- [What to produce] Copy all lines below containing "this".

/---

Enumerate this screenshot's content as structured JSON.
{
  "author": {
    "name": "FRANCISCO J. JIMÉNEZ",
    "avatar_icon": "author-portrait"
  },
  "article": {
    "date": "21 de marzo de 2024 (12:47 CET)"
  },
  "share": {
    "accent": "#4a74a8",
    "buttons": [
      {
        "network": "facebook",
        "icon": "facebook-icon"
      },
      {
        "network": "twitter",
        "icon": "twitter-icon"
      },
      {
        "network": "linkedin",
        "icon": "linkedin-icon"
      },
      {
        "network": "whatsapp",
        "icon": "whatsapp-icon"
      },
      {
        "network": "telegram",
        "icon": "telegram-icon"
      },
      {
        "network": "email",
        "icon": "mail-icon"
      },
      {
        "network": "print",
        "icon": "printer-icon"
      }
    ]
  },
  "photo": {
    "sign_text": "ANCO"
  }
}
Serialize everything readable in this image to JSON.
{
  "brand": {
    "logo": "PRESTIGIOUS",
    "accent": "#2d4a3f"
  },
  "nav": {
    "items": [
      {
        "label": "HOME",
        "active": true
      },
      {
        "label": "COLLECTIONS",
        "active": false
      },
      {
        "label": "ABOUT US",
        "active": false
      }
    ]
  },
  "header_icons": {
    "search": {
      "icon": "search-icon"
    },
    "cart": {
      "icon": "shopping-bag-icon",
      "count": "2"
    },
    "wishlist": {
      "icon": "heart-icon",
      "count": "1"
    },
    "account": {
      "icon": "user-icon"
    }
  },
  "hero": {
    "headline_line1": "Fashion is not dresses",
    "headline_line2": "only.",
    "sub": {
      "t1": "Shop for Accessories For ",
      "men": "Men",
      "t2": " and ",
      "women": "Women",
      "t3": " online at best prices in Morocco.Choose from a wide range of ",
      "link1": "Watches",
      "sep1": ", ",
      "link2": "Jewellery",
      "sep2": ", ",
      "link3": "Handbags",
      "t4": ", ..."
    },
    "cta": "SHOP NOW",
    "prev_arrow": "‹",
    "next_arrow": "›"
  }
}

\---

- [Answer to the exercise]
Enumerate this screenshot's content as structured JSON.
Serialize everything readable in this image to JSON.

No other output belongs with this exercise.